● **TASK PROMPT**
Select from the data all lines with the word "ABITIBI".

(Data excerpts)
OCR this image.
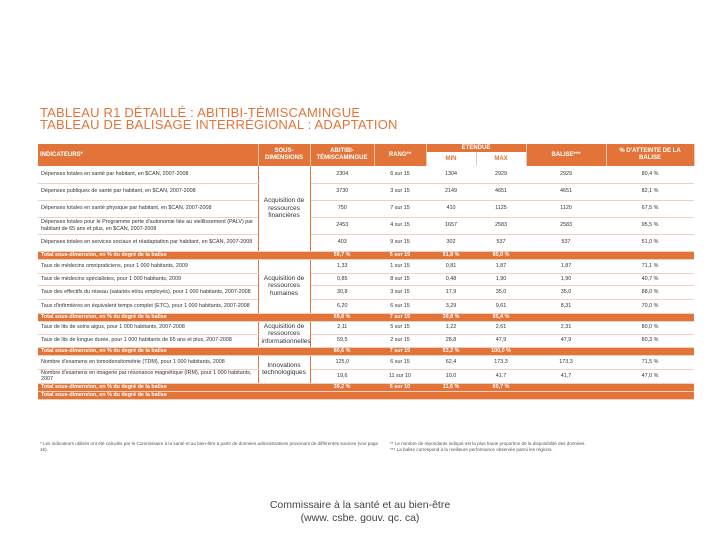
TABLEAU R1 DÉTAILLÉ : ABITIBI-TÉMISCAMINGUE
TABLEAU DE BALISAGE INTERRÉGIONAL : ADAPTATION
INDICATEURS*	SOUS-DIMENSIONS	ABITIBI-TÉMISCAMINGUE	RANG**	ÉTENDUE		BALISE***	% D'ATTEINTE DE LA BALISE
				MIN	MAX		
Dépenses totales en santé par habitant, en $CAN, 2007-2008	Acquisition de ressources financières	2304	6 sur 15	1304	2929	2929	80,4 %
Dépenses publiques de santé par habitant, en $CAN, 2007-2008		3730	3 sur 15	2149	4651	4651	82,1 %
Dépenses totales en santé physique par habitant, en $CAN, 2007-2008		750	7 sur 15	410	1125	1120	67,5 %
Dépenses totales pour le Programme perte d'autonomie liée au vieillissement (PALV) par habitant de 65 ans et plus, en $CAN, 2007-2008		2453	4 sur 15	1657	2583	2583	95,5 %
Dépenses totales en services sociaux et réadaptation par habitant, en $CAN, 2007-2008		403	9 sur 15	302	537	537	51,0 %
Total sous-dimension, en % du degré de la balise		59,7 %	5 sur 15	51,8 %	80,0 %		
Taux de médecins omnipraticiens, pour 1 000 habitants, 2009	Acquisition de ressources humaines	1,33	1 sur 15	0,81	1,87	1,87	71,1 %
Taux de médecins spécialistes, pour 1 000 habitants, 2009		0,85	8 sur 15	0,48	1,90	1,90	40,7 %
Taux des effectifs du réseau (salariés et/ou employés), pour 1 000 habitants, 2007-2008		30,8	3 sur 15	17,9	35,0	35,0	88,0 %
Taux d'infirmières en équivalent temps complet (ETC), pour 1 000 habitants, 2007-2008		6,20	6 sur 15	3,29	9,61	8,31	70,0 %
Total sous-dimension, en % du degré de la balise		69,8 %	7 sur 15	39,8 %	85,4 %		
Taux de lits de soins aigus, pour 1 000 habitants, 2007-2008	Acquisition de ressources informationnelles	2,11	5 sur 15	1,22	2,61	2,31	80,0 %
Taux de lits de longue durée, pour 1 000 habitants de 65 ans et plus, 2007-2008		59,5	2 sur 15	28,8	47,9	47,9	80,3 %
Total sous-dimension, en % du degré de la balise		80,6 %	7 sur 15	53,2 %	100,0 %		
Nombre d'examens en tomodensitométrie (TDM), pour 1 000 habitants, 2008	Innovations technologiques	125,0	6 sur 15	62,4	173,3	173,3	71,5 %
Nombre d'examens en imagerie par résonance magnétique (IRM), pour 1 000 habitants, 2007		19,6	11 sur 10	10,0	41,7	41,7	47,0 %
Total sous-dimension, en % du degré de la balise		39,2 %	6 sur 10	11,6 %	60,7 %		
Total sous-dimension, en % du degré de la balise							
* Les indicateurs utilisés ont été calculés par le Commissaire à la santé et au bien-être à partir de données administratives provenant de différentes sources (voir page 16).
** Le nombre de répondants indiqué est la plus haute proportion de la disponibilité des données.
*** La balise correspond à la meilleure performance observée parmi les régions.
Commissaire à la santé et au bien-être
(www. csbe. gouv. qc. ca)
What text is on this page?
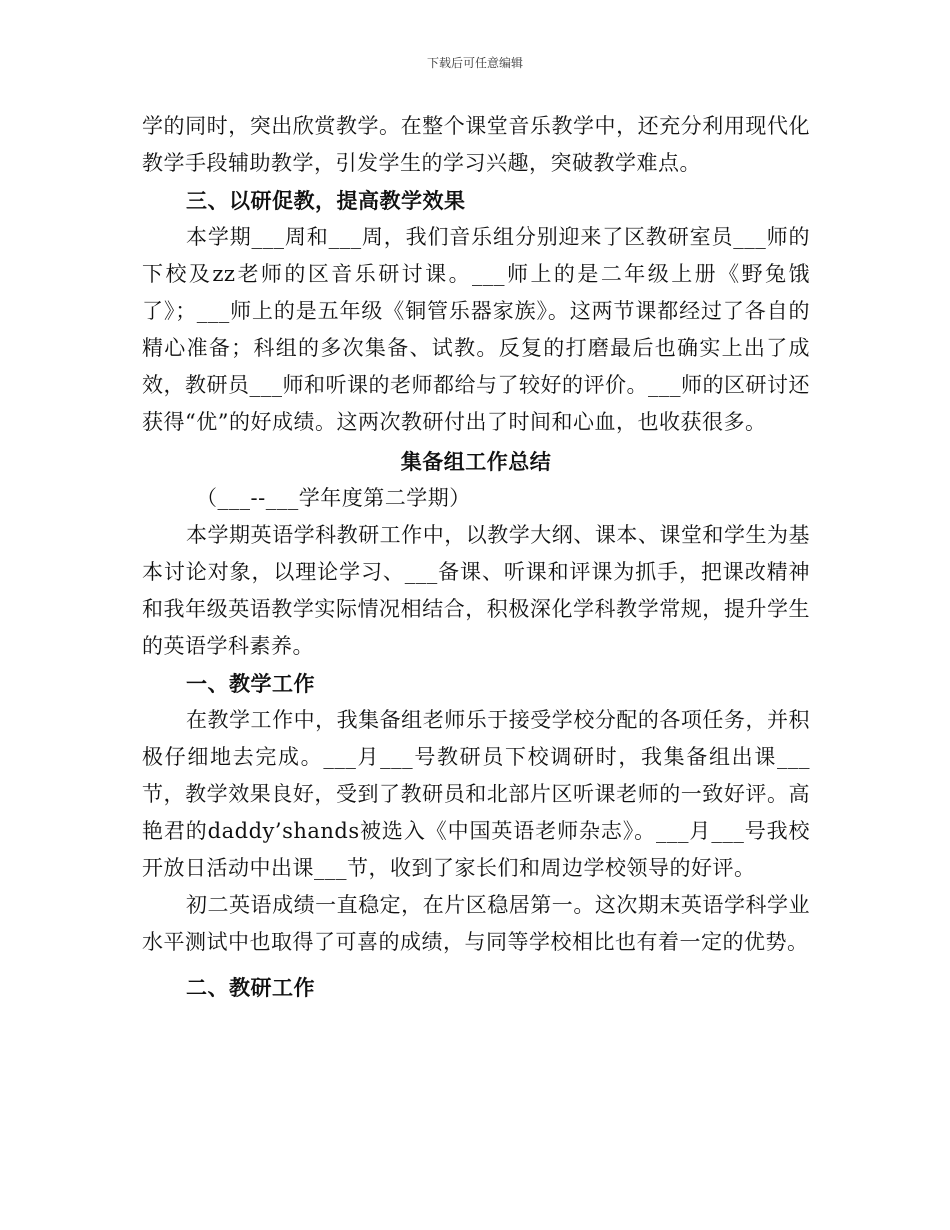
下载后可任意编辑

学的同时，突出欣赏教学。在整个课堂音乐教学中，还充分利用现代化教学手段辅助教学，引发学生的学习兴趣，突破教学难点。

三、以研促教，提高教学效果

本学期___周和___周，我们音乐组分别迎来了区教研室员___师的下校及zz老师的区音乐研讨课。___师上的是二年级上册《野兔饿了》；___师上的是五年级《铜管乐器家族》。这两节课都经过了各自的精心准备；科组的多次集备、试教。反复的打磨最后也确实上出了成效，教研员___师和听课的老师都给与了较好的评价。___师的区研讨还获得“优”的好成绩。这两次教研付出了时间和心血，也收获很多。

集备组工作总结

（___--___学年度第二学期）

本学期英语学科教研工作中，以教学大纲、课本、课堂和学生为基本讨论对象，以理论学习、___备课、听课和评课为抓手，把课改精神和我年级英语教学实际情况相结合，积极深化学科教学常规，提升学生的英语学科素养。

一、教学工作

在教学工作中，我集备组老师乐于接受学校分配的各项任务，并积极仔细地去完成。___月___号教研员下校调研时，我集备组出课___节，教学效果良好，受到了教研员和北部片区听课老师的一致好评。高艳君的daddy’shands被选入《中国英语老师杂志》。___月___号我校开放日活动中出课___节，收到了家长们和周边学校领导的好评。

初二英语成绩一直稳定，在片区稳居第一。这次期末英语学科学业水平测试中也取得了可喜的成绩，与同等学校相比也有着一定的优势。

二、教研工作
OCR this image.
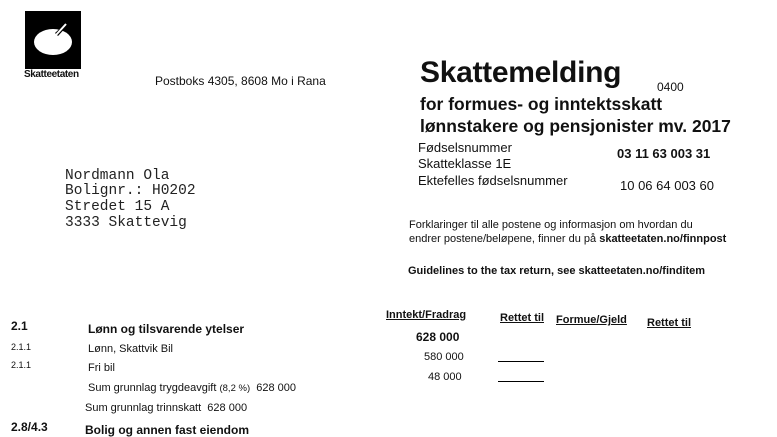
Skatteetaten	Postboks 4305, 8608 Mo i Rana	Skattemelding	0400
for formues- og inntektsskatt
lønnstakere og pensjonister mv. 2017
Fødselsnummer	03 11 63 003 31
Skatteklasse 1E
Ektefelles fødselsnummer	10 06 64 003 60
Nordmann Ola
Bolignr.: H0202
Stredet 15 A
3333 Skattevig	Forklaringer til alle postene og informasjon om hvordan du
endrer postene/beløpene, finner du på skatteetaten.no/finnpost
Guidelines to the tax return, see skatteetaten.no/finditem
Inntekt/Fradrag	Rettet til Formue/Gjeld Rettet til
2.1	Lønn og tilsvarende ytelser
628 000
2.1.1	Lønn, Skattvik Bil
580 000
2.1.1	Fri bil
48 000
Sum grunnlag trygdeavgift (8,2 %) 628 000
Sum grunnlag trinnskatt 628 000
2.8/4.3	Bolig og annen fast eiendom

● **ANSWER TO THE TASK**
TABLEAU R1 DÉTAILLÉ : ABITIBI-TÉMISCAMINGUE
INDICATEURS*	SOUS-DIMENSIONS	ABITIBI-TÉMISCAMINGUE	RANG**	ÉTENDUE		BALISE***	% D'ATTEINTE DE LA BALISE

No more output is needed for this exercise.